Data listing
==============================
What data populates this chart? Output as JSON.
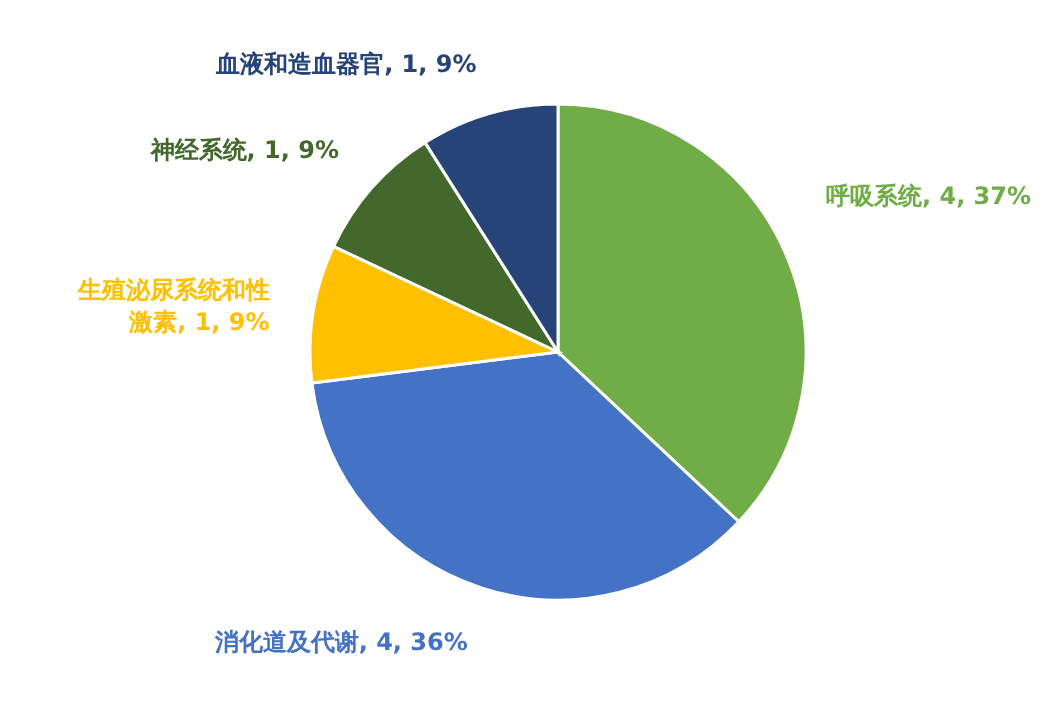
{
  "chart_data": {
    "type": "pie",
    "categories": [
      "呼吸系统",
      "消化道及代谢",
      "生殖泌尿系统和性激素",
      "神经系统",
      "血液和造血器官"
    ],
    "values": [
      37,
      36,
      9,
      9,
      9
    ],
    "value_labels": [
      "4, 37%",
      "4, 36%",
      "1, 9%",
      "1, 9%",
      "1, 9%"
    ],
    "colors": [
      "#70ad47",
      "#4472c4",
      "#ffc000",
      "#43682b",
      "#264478"
    ]
  }
}
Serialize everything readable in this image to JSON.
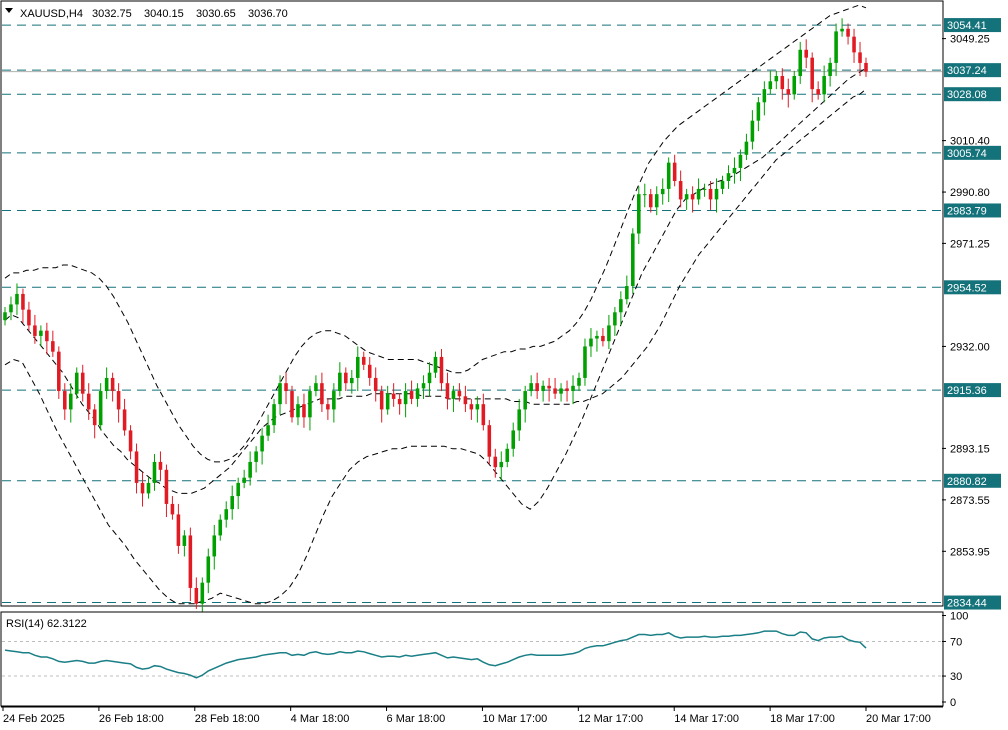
{
  "header": {
    "symbol": "XAUUSD,H4",
    "open": "3032.75",
    "high": "3040.15",
    "low": "3030.65",
    "close": "3036.70"
  },
  "indicator": {
    "label": "RSI(14) 62.3122"
  },
  "colors": {
    "bull": "#26a269",
    "bull_candle": "#00a000",
    "bear": "#e01b24",
    "level_line": "#14727a",
    "band": "#000000",
    "rsi": "#1a7f86",
    "tag_bg": "#14727a"
  },
  "chart_data": [
    {
      "type": "candlestick",
      "title": "",
      "x_labels": [
        "24 Feb 2025",
        "26 Feb 18:00",
        "28 Feb 18:00",
        "4 Mar 18:00",
        "6 Mar 18:00",
        "10 Mar 17:00",
        "12 Mar 17:00",
        "14 Mar 17:00",
        "18 Mar 17:00",
        "20 Mar 17:00"
      ],
      "y_ticks": [
        "3049.25",
        "3010.40",
        "2990.80",
        "2971.25",
        "2932.00",
        "2893.15",
        "2873.55",
        "2853.95"
      ],
      "ylim": [
        2833.5,
        3063.2
      ],
      "levels": [
        "3054.41",
        "3037.24",
        "3028.08",
        "3005.74",
        "2983.79",
        "2954.52",
        "2915.36",
        "2880.82",
        "2834.44"
      ],
      "close": [
        2945,
        2948,
        2952,
        2946,
        2940,
        2936,
        2938,
        2934,
        2930,
        2915,
        2908,
        2914,
        2922,
        2914,
        2908,
        2902,
        2915,
        2920,
        2915,
        2908,
        2900,
        2892,
        2880,
        2876,
        2880,
        2888,
        2885,
        2872,
        2868,
        2856,
        2860,
        2840,
        2834,
        2842,
        2852,
        2860,
        2866,
        2870,
        2875,
        2880,
        2882,
        2888,
        2892,
        2898,
        2902,
        2910,
        2918,
        2915,
        2905,
        2910,
        2905,
        2915,
        2918,
        2910,
        2908,
        2915,
        2922,
        2918,
        2920,
        2928,
        2925,
        2920,
        2915,
        2908,
        2914,
        2912,
        2910,
        2915,
        2912,
        2916,
        2918,
        2922,
        2928,
        2918,
        2912,
        2915,
        2913,
        2910,
        2908,
        2910,
        2902,
        2890,
        2886,
        2888,
        2893,
        2900,
        2908,
        2915,
        2918,
        2915,
        2917,
        2916,
        2914,
        2916,
        2915,
        2917,
        2920,
        2932,
        2935,
        2936,
        2934,
        2940,
        2945,
        2950,
        2955,
        2975,
        2990,
        2990,
        2985,
        2990,
        2992,
        3002,
        2995,
        2988,
        2990,
        2988,
        2992,
        2992,
        2988,
        2992,
        2995,
        2998,
        3000,
        3005,
        3010,
        3018,
        3025,
        3030,
        3033,
        3035,
        3030,
        3028,
        3035,
        3045,
        3042,
        3030,
        3028,
        3035,
        3040,
        3052,
        3053,
        3050,
        3044,
        3040,
        3036.7
      ],
      "bb_mid": [
        2942,
        2944,
        2943,
        2940,
        2937,
        2934,
        2931,
        2928,
        2925,
        2922,
        2918,
        2914,
        2910,
        2907,
        2904,
        2900,
        2897,
        2894,
        2892,
        2889,
        2887,
        2885,
        2883,
        2881,
        2880,
        2878,
        2877,
        2876,
        2876,
        2876,
        2877,
        2878,
        2880,
        2882,
        2884,
        2886,
        2889,
        2892,
        2895,
        2898,
        2901,
        2903,
        2905,
        2906,
        2907,
        2908,
        2909,
        2910,
        2911,
        2912,
        2912,
        2912,
        2912,
        2913,
        2913,
        2913,
        2913,
        2914,
        2914,
        2914,
        2914,
        2914,
        2914,
        2914,
        2914,
        2913,
        2913,
        2913,
        2913,
        2912,
        2912,
        2912,
        2912,
        2912,
        2912,
        2912,
        2912,
        2912,
        2912,
        2911,
        2911,
        2911,
        2910,
        2910,
        2910,
        2910,
        2910,
        2910,
        2910,
        2911,
        2911,
        2912,
        2913,
        2914,
        2916,
        2918,
        2920,
        2923,
        2926,
        2929,
        2932,
        2936,
        2940,
        2945,
        2950,
        2955,
        2959,
        2963,
        2967,
        2970,
        2973,
        2976,
        2979,
        2982,
        2985,
        2988,
        2991,
        2994,
        2997,
        3000,
        3003,
        3005,
        3007,
        3009,
        3011,
        3013,
        3015,
        3017,
        3019,
        3021,
        3023,
        3025,
        3027,
        3028,
        3030
      ],
      "bb_upper": [
        2958,
        2960,
        2960,
        2961,
        2961,
        2962,
        2962,
        2962,
        2963,
        2963,
        2962,
        2961,
        2960,
        2958,
        2955,
        2951,
        2946,
        2941,
        2935,
        2929,
        2923,
        2917,
        2912,
        2907,
        2902,
        2898,
        2894,
        2891,
        2889,
        2888,
        2888,
        2889,
        2891,
        2894,
        2898,
        2903,
        2908,
        2913,
        2918,
        2923,
        2928,
        2932,
        2935,
        2937,
        2938,
        2938,
        2937,
        2936,
        2934,
        2932,
        2930,
        2929,
        2928,
        2927,
        2927,
        2927,
        2927,
        2927,
        2926,
        2925,
        2924,
        2923,
        2922,
        2922,
        2923,
        2925,
        2927,
        2928,
        2929,
        2930,
        2930,
        2931,
        2931,
        2932,
        2932,
        2933,
        2934,
        2936,
        2938,
        2941,
        2945,
        2950,
        2956,
        2962,
        2969,
        2976,
        2983,
        2990,
        2996,
        3002,
        3006,
        3010,
        3013,
        3016,
        3018,
        3020,
        3022,
        3024,
        3026,
        3028,
        3030,
        3032,
        3034,
        3036,
        3038,
        3040,
        3042,
        3044,
        3046,
        3048,
        3050,
        3052,
        3054,
        3056,
        3058,
        3059,
        3060,
        3061,
        3062,
        3061
      ],
      "bb_lower": [
        2925,
        2927,
        2926,
        2920,
        2914,
        2907,
        2900,
        2894,
        2888,
        2882,
        2876,
        2870,
        2864,
        2860,
        2856,
        2851,
        2847,
        2843,
        2839,
        2836,
        2834,
        2834,
        2834,
        2835,
        2836,
        2838,
        2837,
        2836,
        2835,
        2834,
        2834,
        2835,
        2837,
        2840,
        2845,
        2852,
        2860,
        2868,
        2875,
        2880,
        2885,
        2888,
        2890,
        2891,
        2892,
        2893,
        2893,
        2894,
        2894,
        2894,
        2894,
        2894,
        2893,
        2893,
        2892,
        2891,
        2888,
        2884,
        2880,
        2876,
        2872,
        2870,
        2873,
        2878,
        2884,
        2890,
        2897,
        2904,
        2912,
        2920,
        2928,
        2936,
        2944,
        2952,
        2960,
        2966,
        2972,
        2978,
        2984,
        2988,
        2990,
        2992,
        2994,
        2995,
        2996,
        2998,
        3000,
        3002,
        3004,
        3007,
        3010,
        3013,
        3016,
        3019,
        3022,
        3025,
        3028,
        3031,
        3034,
        3036,
        3038
      ],
      "rsi": {
        "levels": [
          "100",
          "70",
          "30",
          "0"
        ],
        "values": [
          60,
          59,
          58,
          57,
          57,
          54,
          52,
          52,
          50,
          47,
          46,
          47,
          48,
          47,
          45,
          45,
          47,
          48,
          47,
          46,
          45,
          44,
          40,
          38,
          39,
          42,
          41,
          38,
          36,
          34,
          33,
          31,
          28,
          31,
          36,
          39,
          42,
          45,
          47,
          49,
          50,
          51,
          52,
          54,
          55,
          56,
          57,
          57,
          54,
          55,
          54,
          57,
          58,
          56,
          55,
          56,
          58,
          57,
          57,
          59,
          58,
          56,
          54,
          52,
          53,
          53,
          52,
          54,
          53,
          54,
          55,
          56,
          57,
          54,
          51,
          52,
          51,
          50,
          49,
          50,
          46,
          43,
          42,
          44,
          46,
          49,
          52,
          54,
          55,
          54,
          54,
          54,
          54,
          54,
          55,
          56,
          58,
          62,
          64,
          65,
          65,
          67,
          69,
          71,
          72,
          75,
          78,
          78,
          77,
          78,
          78,
          80,
          76,
          74,
          75,
          75,
          75,
          76,
          75,
          75,
          76,
          76,
          77,
          77,
          78,
          79,
          80,
          82,
          82,
          82,
          79,
          77,
          77,
          81,
          80,
          73,
          71,
          74,
          75,
          75,
          76,
          72,
          70,
          69,
          62.3
        ]
      }
    }
  ]
}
==============================
Exercise description =
Looking at the records above, say how many lines hold the string "this". Write nothing but the number.

Response below =
2